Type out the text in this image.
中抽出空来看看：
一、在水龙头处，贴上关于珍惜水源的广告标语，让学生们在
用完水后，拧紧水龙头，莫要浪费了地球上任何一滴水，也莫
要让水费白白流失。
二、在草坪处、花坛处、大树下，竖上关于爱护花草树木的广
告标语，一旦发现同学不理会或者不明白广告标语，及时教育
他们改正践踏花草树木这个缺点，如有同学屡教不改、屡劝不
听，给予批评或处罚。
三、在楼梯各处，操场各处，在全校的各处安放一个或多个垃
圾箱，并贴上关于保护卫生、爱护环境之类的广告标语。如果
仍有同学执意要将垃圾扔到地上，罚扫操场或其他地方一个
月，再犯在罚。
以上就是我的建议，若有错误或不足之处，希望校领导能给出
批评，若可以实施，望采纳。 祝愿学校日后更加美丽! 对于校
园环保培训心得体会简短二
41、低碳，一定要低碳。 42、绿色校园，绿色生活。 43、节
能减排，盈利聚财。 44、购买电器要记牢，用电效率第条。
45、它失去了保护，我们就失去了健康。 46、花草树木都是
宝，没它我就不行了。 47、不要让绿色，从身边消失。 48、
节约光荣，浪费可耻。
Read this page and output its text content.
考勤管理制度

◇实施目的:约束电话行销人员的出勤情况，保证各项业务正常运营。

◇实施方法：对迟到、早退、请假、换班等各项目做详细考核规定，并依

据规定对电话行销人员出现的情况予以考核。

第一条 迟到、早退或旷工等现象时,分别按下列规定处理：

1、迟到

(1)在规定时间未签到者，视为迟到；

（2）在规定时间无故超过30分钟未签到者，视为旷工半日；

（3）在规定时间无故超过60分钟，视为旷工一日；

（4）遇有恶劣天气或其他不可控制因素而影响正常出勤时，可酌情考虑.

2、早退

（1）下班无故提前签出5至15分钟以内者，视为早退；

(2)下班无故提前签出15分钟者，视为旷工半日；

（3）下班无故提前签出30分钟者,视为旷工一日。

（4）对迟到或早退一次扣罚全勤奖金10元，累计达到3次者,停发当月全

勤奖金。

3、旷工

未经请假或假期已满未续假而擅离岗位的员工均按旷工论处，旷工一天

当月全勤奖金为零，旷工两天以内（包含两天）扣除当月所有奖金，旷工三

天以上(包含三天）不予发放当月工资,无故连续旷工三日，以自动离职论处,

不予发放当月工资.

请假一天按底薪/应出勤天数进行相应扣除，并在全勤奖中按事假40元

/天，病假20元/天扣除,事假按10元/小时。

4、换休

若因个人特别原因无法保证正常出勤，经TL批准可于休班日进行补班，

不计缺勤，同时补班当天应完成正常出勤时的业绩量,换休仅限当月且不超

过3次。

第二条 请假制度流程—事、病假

-- What is needed --
What is needed here is an exact reproduction of all the entries.

-- The reply --
Type out the text in this image.
中抽出空来看看：
一、在水龙头处，贴上关于珍惜水源的广告标语，让学生们在
用完水后，拧紧水龙头，莫要浪费了地球上任何一滴水，也莫
要让水费白白流失。
二、在草坪处、花坛处、大树下，竖上关于爱护花草树木的广
告标语，一旦发现同学不理会或者不明白广告标语，及时教育
他们改正践踏花草树木这个缺点，如有同学屡教不改、屡劝不
听，给予批评或处罚。
三、在楼梯各处，操场各处，在全校的各处安放一个或多个垃
圾箱，并贴上关于保护卫生、爱护环境之类的广告标语。如果
仍有同学执意要将垃圾扔到地上，罚扫操场或其他地方一个
月，再犯在罚。
以上就是我的建议，若有错误或不足之处，希望校领导能给出
批评，若可以实施，望采纳。 祝愿学校日后更加美丽! 对于校
园环保培训心得体会简短二
41、低碳，一定要低碳。 42、绿色校园，绿色生活。 43、节
能减排，盈利聚财。 44、购买电器要记牢，用电效率第条。
45、它失去了保护，我们就失去了健康。 46、花草树木都是
宝，没它我就不行了。 47、不要让绿色，从身边消失。 48、
节约光荣，浪费可耻。
Read this page and output its text content.
考勤管理制度

◇实施目的:约束电话行销人员的出勤情况，保证各项业务正常运营。

◇实施方法：对迟到、早退、请假、换班等各项目做详细考核规定，并依

据规定对电话行销人员出现的情况予以考核。

第一条 迟到、早退或旷工等现象时,分别按下列规定处理：

1、迟到

(1)在规定时间未签到者，视为迟到；

（2）在规定时间无故超过30分钟未签到者，视为旷工半日；

（3）在规定时间无故超过60分钟，视为旷工一日；

（4）遇有恶劣天气或其他不可控制因素而影响正常出勤时，可酌情考虑.

2、早退

（1）下班无故提前签出5至15分钟以内者，视为早退；

(2)下班无故提前签出15分钟者，视为旷工半日；

（3）下班无故提前签出30分钟者,视为旷工一日。

（4）对迟到或早退一次扣罚全勤奖金10元，累计达到3次者,停发当月全

勤奖金。

3、旷工

未经请假或假期已满未续假而擅离岗位的员工均按旷工论处，旷工一天

当月全勤奖金为零，旷工两天以内（包含两天）扣除当月所有奖金，旷工三

天以上(包含三天）不予发放当月工资,无故连续旷工三日，以自动离职论处,

不予发放当月工资.

请假一天按底薪/应出勤天数进行相应扣除，并在全勤奖中按事假40元

/天，病假20元/天扣除,事假按10元/小时。

4、换休

若因个人特别原因无法保证正常出勤，经TL批准可于休班日进行补班，

不计缺勤，同时补班当天应完成正常出勤时的业绩量,换休仅限当月且不超

过3次。

第二条 请假制度流程—事、病假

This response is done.